-- begin RECORDS SHOWN --

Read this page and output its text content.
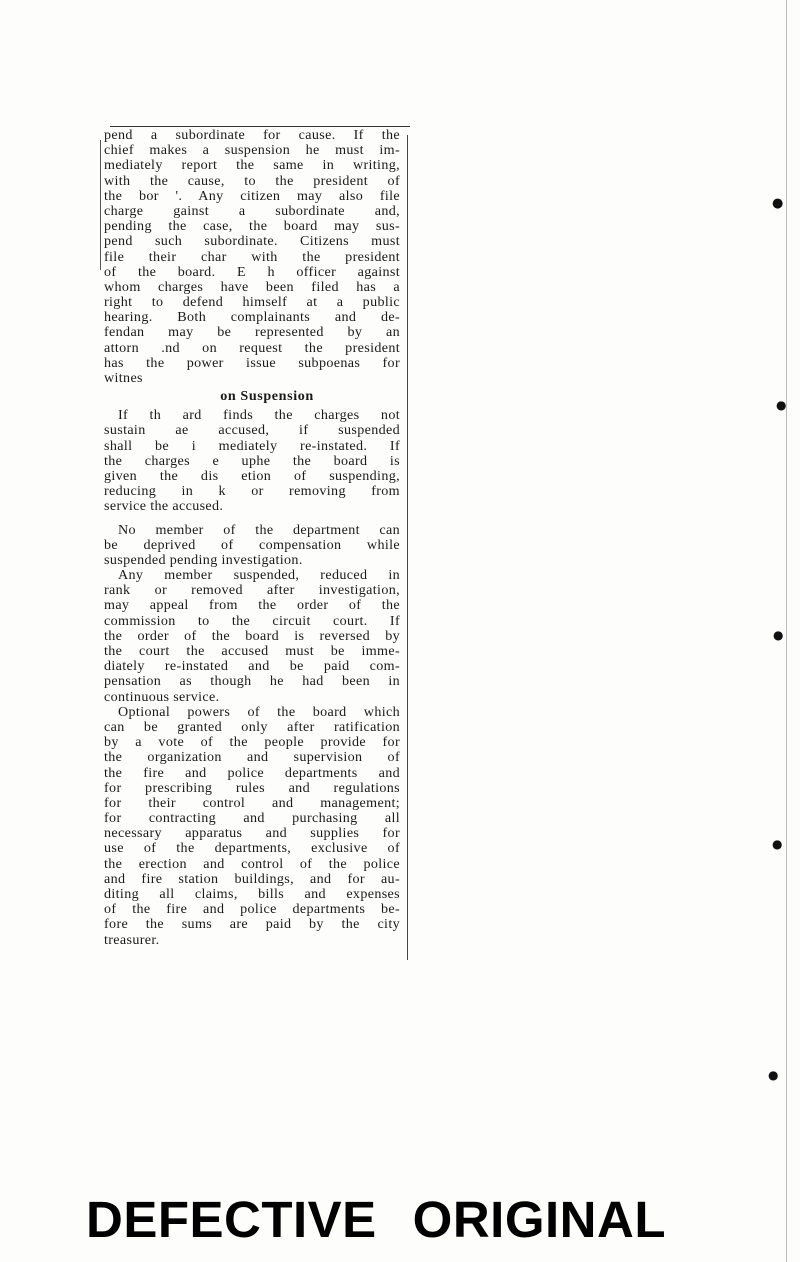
pend a subordinate for cause. If the
chief makes a suspension he must im-
mediately report the same in writing,
with the cause, to the president of
the bor '. Any citizen may also file
charge gainst a subordinate and,
pending the case, the board may sus-
pend such subordinate. Citizens must
file their char with the president
of the board. E h officer against
whom charges have been filed has a
right to defend himself at a public
hearing. Both complainants and de-
fendan may be represented by an
attorn .nd on request the president
has the power issue subpoenas for
witnes

on Suspension

If th ard finds the charges not
sustain ae accused, if suspended
shall be i mediately re-instated. If
the charges e uphe the board is
given the dis etion of suspending,
reducing in k or removing from
service the accused.

No member of the department can
be deprived of compensation while
suspended pending investigation.

Any member suspended, reduced in
rank or removed after investigation,
may appeal from the order of the
commission to the circuit court. If
the order of the board is reversed by
the court the accused must be imme-
diately re-instated and be paid com-
pensation as though he had been in
continuous service.

Optional powers of the board which
can be granted only after ratification
by a vote of the people provide for
the organization and supervision of
the fire and police departments and
for prescribing rules and regulations
for their control and management;
for contracting and purchasing all
necessary apparatus and supplies for
use of the departments, exclusive of
the erection and control of the police
and fire station buildings, and for au-
diting all claims, bills and expenses
of the fire and police departments be-
fore the sums are paid by the city
treasurer.

●
●
●
●
●
DEFECTIVE ORIGINAL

-- end RECORDS SHOWN --

### STATED EXERCISE
Each record above is to be restated exactly, with its pictures removed from the copy.

### RESPONSE TO THIS EXERCISE
Read this page and output its text content.
pend a subordinate for cause. If the
chief makes a suspension he must im-
mediately report the same in writing,
with the cause, to the president of
the bor '. Any citizen may also file
charge gainst a subordinate and,
pending the case, the board may sus-
pend such subordinate. Citizens must
file their char with the president
of the board. E h officer against
whom charges have been filed has a
right to defend himself at a public
hearing. Both complainants and de-
fendan may be represented by an
attorn .nd on request the president
has the power issue subpoenas for
witnes

on Suspension

If th ard finds the charges not
sustain ae accused, if suspended
shall be i mediately re-instated. If
the charges e uphe the board is
given the dis etion of suspending,
reducing in k or removing from
service the accused.

No member of the department can
be deprived of compensation while
suspended pending investigation.

Any member suspended, reduced in
rank or removed after investigation,
may appeal from the order of the
commission to the circuit court. If
the order of the board is reversed by
the court the accused must be imme-
diately re-instated and be paid com-
pensation as though he had been in
continuous service.

Optional powers of the board which
can be granted only after ratification
by a vote of the people provide for
the organization and supervision of
the fire and police departments and
for prescribing rules and regulations
for their control and management;
for contracting and purchasing all
necessary apparatus and supplies for
use of the departments, exclusive of
the erection and control of the police
and fire station buildings, and for au-
diting all claims, bills and expenses
of the fire and police departments be-
fore the sums are paid by the city
treasurer.

●
●
●
●
●
DEFECTIVE ORIGINAL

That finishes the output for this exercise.